— begin EXERCISE MATERIAL —
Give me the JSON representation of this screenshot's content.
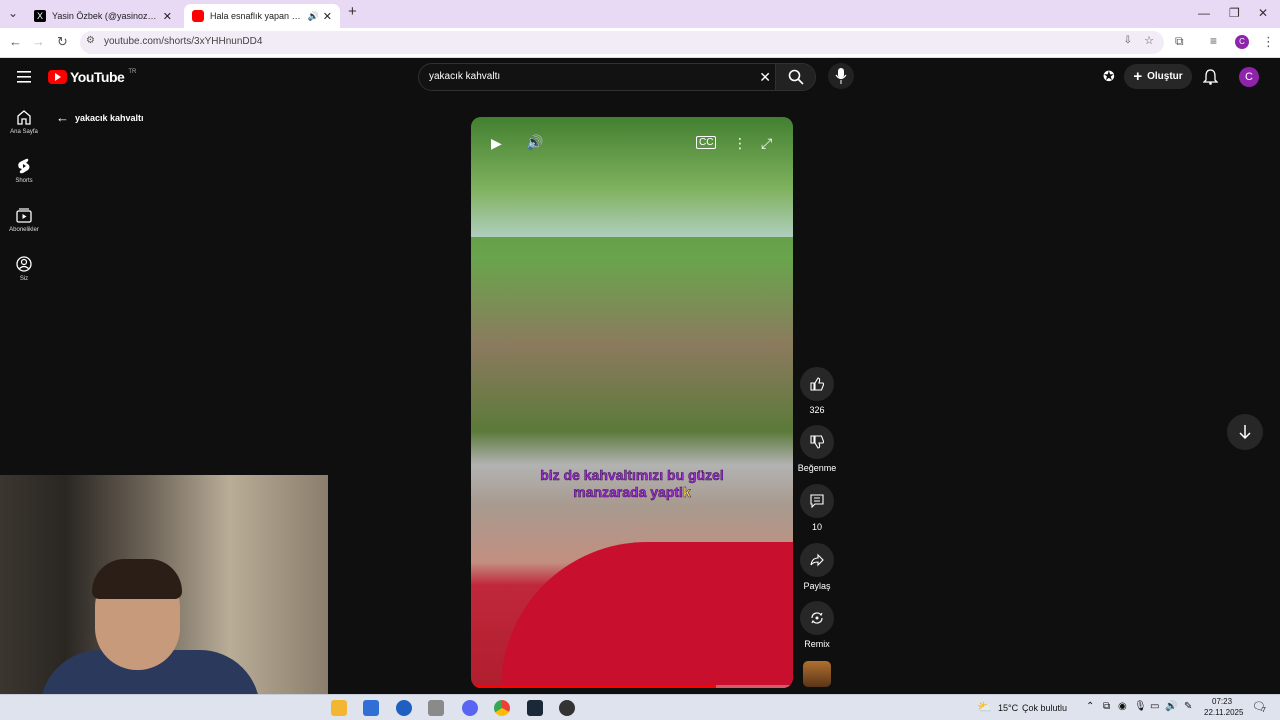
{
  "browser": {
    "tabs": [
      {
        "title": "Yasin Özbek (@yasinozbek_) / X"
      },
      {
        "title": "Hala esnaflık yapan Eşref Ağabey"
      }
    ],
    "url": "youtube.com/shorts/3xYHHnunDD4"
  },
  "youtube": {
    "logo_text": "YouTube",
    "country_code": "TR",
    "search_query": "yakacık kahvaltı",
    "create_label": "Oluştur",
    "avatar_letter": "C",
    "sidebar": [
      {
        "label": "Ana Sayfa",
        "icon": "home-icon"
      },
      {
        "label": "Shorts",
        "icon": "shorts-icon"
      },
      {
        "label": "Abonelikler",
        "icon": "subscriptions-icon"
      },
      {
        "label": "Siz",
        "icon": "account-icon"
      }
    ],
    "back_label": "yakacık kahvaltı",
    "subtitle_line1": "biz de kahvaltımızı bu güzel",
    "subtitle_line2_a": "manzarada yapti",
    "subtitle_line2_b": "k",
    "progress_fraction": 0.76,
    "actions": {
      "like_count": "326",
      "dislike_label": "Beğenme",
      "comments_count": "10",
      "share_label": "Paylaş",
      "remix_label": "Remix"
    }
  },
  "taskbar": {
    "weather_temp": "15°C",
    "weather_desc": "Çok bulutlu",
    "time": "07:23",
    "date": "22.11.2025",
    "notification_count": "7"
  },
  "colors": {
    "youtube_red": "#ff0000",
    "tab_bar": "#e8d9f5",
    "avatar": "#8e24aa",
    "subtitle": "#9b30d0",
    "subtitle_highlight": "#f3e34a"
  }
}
— end EXERCISE MATERIAL —
GOAL -> Please write out all of the material above without changing a word, and omit any pictures.

THE ANSWER ->
Give me the JSON representation of this screenshot's content.
{
  "browser": {
    "tabs": [
      {
        "title": "Yasin Özbek (@yasinozbek_) / X"
      },
      {
        "title": "Hala esnaflık yapan Eşref Ağabey"
      }
    ],
    "url": "youtube.com/shorts/3xYHHnunDD4"
  },
  "youtube": {
    "logo_text": "YouTube",
    "country_code": "TR",
    "search_query": "yakacık kahvaltı",
    "create_label": "Oluştur",
    "avatar_letter": "C",
    "sidebar": [
      {
        "label": "Ana Sayfa",
        "icon": "home-icon"
      },
      {
        "label": "Shorts",
        "icon": "shorts-icon"
      },
      {
        "label": "Abonelikler",
        "icon": "subscriptions-icon"
      },
      {
        "label": "Siz",
        "icon": "account-icon"
      }
    ],
    "back_label": "yakacık kahvaltı",
    "subtitle_line1": "biz de kahvaltımızı bu güzel",
    "subtitle_line2_a": "manzarada yapti",
    "subtitle_line2_b": "k",
    "progress_fraction": 0.76,
    "actions": {
      "like_count": "326",
      "dislike_label": "Beğenme",
      "comments_count": "10",
      "share_label": "Paylaş",
      "remix_label": "Remix"
    }
  },
  "taskbar": {
    "weather_temp": "15°C",
    "weather_desc": "Çok bulutlu",
    "time": "07:23",
    "date": "22.11.2025",
    "notification_count": "7"
  },
  "colors": {
    "youtube_red": "#ff0000",
    "tab_bar": "#e8d9f5",
    "avatar": "#8e24aa",
    "subtitle": "#9b30d0",
    "subtitle_highlight": "#f3e34a"
  }
}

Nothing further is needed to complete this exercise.